====== Data to use ======

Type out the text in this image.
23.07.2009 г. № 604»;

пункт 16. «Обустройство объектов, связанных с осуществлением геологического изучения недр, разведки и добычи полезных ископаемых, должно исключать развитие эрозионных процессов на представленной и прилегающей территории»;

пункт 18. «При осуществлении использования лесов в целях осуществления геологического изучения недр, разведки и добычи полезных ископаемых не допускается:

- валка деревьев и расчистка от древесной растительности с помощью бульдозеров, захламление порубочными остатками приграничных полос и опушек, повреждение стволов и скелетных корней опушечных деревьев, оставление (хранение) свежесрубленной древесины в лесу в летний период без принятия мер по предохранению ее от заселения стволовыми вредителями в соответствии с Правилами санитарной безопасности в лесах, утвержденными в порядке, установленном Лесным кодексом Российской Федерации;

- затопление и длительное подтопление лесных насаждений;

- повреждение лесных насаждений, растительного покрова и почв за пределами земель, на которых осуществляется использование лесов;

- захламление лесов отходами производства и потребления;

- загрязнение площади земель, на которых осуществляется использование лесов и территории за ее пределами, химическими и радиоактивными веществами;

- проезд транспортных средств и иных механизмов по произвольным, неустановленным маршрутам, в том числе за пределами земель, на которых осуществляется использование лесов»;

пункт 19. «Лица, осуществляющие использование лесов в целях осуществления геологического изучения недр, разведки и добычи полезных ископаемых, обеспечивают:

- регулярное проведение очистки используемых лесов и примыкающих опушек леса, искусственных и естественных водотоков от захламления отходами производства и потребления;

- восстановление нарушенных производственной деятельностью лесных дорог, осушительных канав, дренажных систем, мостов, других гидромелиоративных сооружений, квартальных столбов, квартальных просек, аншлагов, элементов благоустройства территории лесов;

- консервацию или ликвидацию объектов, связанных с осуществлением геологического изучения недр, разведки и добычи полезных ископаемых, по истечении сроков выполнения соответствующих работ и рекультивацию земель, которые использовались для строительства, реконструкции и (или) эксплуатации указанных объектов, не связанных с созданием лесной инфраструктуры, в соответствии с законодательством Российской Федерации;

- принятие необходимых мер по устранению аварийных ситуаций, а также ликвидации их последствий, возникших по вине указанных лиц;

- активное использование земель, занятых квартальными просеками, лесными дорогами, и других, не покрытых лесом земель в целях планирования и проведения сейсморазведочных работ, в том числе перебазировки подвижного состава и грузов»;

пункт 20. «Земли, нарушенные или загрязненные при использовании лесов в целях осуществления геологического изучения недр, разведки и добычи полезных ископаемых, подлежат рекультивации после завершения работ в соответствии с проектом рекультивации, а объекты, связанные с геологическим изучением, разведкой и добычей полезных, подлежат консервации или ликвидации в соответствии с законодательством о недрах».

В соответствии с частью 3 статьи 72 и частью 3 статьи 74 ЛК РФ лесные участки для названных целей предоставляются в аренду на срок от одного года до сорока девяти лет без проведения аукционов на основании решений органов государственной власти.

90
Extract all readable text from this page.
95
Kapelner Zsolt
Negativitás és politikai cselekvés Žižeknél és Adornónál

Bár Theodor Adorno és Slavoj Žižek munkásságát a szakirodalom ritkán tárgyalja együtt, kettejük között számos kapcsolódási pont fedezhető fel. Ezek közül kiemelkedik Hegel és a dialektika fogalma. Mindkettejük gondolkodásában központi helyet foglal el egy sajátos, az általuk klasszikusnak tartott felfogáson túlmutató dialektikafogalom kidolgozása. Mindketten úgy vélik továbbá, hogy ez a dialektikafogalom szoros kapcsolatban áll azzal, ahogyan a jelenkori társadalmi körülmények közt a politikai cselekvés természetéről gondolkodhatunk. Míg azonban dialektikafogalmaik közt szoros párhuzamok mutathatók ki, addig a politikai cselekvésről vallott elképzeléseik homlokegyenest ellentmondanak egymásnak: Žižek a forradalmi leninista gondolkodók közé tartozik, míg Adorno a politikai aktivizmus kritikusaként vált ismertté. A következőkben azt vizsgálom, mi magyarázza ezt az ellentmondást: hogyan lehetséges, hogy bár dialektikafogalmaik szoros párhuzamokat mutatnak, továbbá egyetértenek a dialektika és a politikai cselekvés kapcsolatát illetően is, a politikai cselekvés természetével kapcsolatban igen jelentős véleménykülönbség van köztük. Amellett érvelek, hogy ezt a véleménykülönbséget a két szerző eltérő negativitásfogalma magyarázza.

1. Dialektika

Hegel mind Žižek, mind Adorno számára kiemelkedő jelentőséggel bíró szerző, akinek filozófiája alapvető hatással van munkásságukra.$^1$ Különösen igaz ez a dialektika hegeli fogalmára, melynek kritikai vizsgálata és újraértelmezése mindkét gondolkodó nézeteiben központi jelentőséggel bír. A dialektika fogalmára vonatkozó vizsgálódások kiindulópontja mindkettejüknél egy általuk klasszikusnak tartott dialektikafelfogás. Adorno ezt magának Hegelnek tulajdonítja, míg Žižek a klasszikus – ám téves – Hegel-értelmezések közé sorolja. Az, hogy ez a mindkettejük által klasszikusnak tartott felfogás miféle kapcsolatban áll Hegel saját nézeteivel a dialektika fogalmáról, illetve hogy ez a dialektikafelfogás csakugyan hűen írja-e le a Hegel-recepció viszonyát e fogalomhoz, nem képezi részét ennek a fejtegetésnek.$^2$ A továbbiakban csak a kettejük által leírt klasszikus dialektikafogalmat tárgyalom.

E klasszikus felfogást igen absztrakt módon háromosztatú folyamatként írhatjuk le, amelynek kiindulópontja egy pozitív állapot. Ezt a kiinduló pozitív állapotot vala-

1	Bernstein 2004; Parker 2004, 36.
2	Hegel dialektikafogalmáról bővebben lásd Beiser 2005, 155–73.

======

Copy every line of the listing that includes the string "территории".

пункт 16. «Обустройство объектов, связанных с осуществлением геологического изучения недр, разведки и добычи полезных ископаемых, должно исключать развитие эрозионных процессов на представленной и прилегающей территории»;
- загрязнение площади земель, на которых осуществляется использование лесов и территории за ее пределами, химическими и радиоактивными веществами;
- восстановление нарушенных производственной деятельностью лесных дорог, осушительных канав, дренажных систем, мостов, других гидромелиоративных сооружений, квартальных столбов, квартальных просек, аншлагов, элементов благоустройства территории лесов;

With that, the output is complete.